*YOUR TASKS:*
1) Can you repeat the resurrection post from "I met David" to "in the Church.", substituting "gatherings" for "concerts"?
2) Can you carry the resurrection post forward from its final sentence?

I was tempted this week to talk about the Trump indictment and the world that we live in that is spinning out of control.
Then a friend reminded me that when we wake up and begin our day, we should start with God’s truth–not the wacky earthly news.
It’s also Holy Week. Here’s what you really need to know.
I Am The Resurrection and the Life
Some of the greatest words Jesus ever spoke are found in John 11:25, 26:
“I am the resurrection and the life. He who believes in me, though he may die, shall live. And whoever lives and believes in Me shall never die. Do you believe this?”
Do we, really?
I met David Bryant in the early 1990s when I joined the National Prayer Committee. In 1993, he helped us with a state-wide thrust called Washington Awakening by leading eight concerts of prayer in major WA cities during the month of October.
David later became a major spokesman for Jesus’ incomparable supremacy in our lives and our need for a “Christ Awakening” in the Church.
Here is his take on the wonder of the Resurrection (slightly modified for brevity).
The Ten Truths About Jesus’ Resurrection That We Don’t Talk About Enough
By David Bryant
I gave my life to Christ in a graveyard. That’s why “resurrection” has always been on my mind since the day I was born again.
I was at college when I first met truly committed Christians. Their witness of the gospel culminated for me late one November afternoon while sitting on a tombstone in a two-hundred- year-old cemetery adjacent to our campus. There—on that day, in that place, at that grave—I gave my life to the Lord Jesus Christ.
I like to say, “At that moment, I came alive among the dead!”
Since then, I’ve read a lot and prayed a lot about the impact of Jesus’ resurrection that transfers us from the dominion of darkness into the Kingdom of God’s dear Son (Colossians 1:13). . . Being in union with the risen, reigning Savior allows me to live each day as if I had already entered into the final “Resurrection” that awaits all who belong to him.
Most Christians rarely hear or talk about many of these glorious truths surrounding Jesus’ exit from the tomb, except on Easter Sunday. As a result, our walk with God’s Son remains unnecessarily impoverished and regularly defeated.
I’ve summed up ten powerful truths that could prove to be stirring and challenging for many Jesus followers today.
First, the total number of New Testament passages concerning Christ’s resurrection is overwhelming. It nearly equals the combined total of passages that are specifically focused on his incarnation, crucifixion, and ascension. This does not mean his resurrection is more important; all four dimensions of who Christ is for us remain forever inseparable. But clearly, in the preaching of Acts and the teachings of the epistles — even in Jesus’ earthly ministry — the Resurrection forms the dominant theme. It is pervasive.
Second, his resurrection provided the turning point in his saving ministry to the world. He stepped forth from the grave no longer regarded as a Son and Savior of weakness, humility, lowliness, and agony. Today he is the revered Son and Savior of power and sovereignty, of majesty and victory. The servant of all became the greatest of all. Going down, he took our degradation with him; then he rose up, bringing all who will ever be redeemed with him.
Third, Jesus’ resurrection prepared the way for his ascension and his current reign. It set the stage for his ultimate vindication and validation when forty days later, he was enthroned at the Father’s right hand. His resurrection was the prelude to his coronation — that impending moment when the Lamb who was slain would take his place at the center of the Throne (Revelation 5).

*DATA SHOWN:*

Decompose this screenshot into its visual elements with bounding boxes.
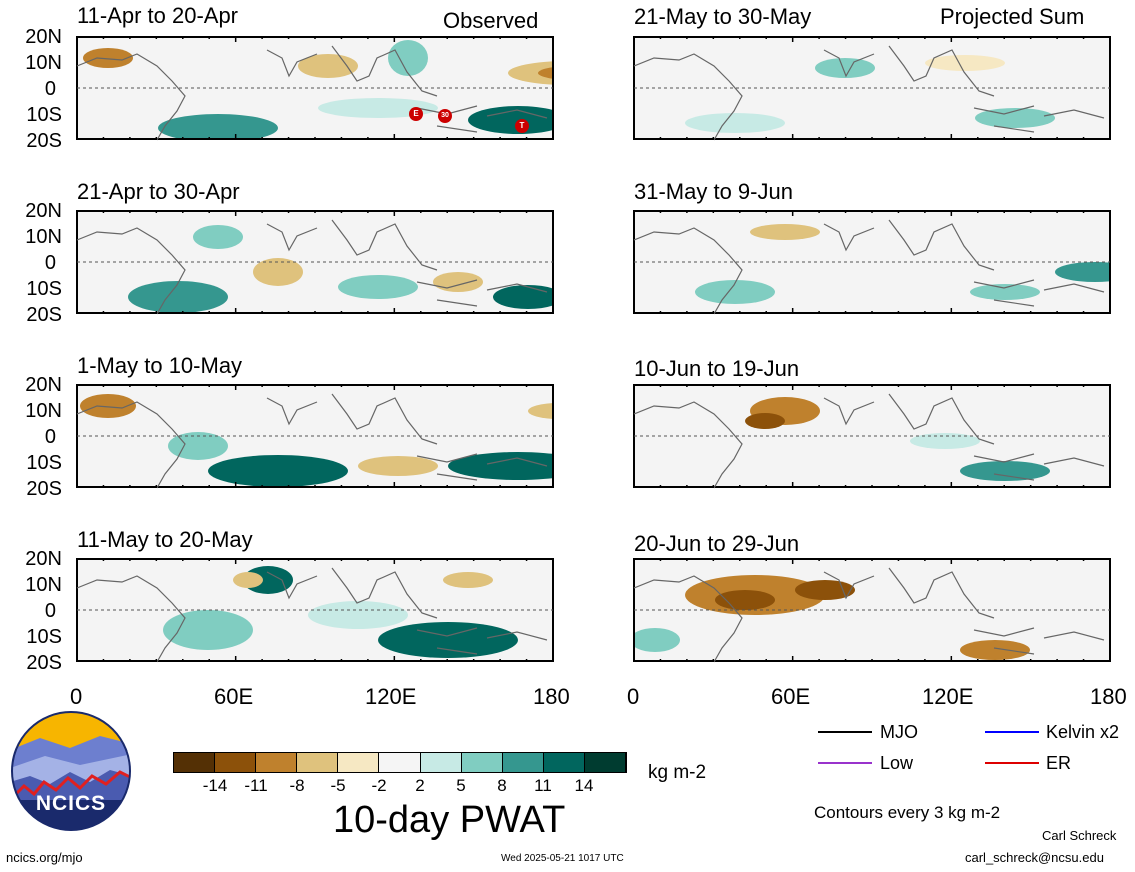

*RESULTS BY TASK:*
1)
I met David Bryant in the early 1990s when I joined the National Prayer Committee. In 1993, he helped us with a state-wide thrust called Washington Awakening by leading eight gatherings of prayer in major WA cities during the month of October.
David later became a major spokesman for Jesus’ incomparable supremacy in our lives and our need for a “Christ Awakening” in the Church.

2)
Fourth, this kind of resurrection life was totally nonexistent before Christ’s triumph. We might call his resurrection a re-creation. It was the unveiling of a wholly unprecedented expression of life never before witnessed in the universe, the first installment of the thoroughly renovated heaven and earth promised us in the age to come. Even Lazarus, temporarily brought back from the grave (John 11), finally had to die again. However, Jesus didn’t come back to life like that. Rather, he died and three days later entered into a wholly unprecedented expression of life never before witnessed in the universe — a creation to be sure, but also not of this creation.
Fifth, Jesus’ victory already encompasses “the new order of the ages.” He embodies the promised new order, the anticipated new beginning. He is the prophesied “inbreaking” of the age to come. We can catch a glimpse of it right now as we grow to know more about our risen Lord. The old order of things — corrupted and depraved, filled with evil, sin, suffering, and death’s doom — has now been replaced by a new creation. It is a brand-new beginning able to produce the fruits of health, wholeness, holiness, righteousness, godliness, truth, and unfailing love.
Sixth, he is the “first installment” of the renovated heaven and earth that lies just ahead. Jesus alive forevermore is the prototype of what we shall become. On the day we see him, we shall be like him when we see him as he is (1 John 3). When he comes, he will transform our mortal bodies into copies of his glorious body (Philippians 3).
Seventh, Jesus’ resurrection triumph has vanquished our deadliest foes: sin, evil, Satan, and death. At the same time, he has delivered his people from the judgment to come. By overcoming death, he showed us how, through himself, we also will ultimately overcome all the misery, pain, futility, decay, division, disruption, and disaster that poisons this old creation. Thus, all the deadly desperations of our existence have proven to be far less potent than Christ’s unsurpassed victory on our behalf.
Eighth, because Christ arose, we have been born again to a living hope (1 Peter 1). No longer do any of us need to look for the living among the dead (Luke 24). For Christ, death is past; it lies behind him, never to be faced again. Even so, his resurrection encourages anticipation of — even more, direct participation in — his indestructible kind of life (Hebrews 9), ordained by God to bring about, in the end, the renewal and recapitulation of the entire universe.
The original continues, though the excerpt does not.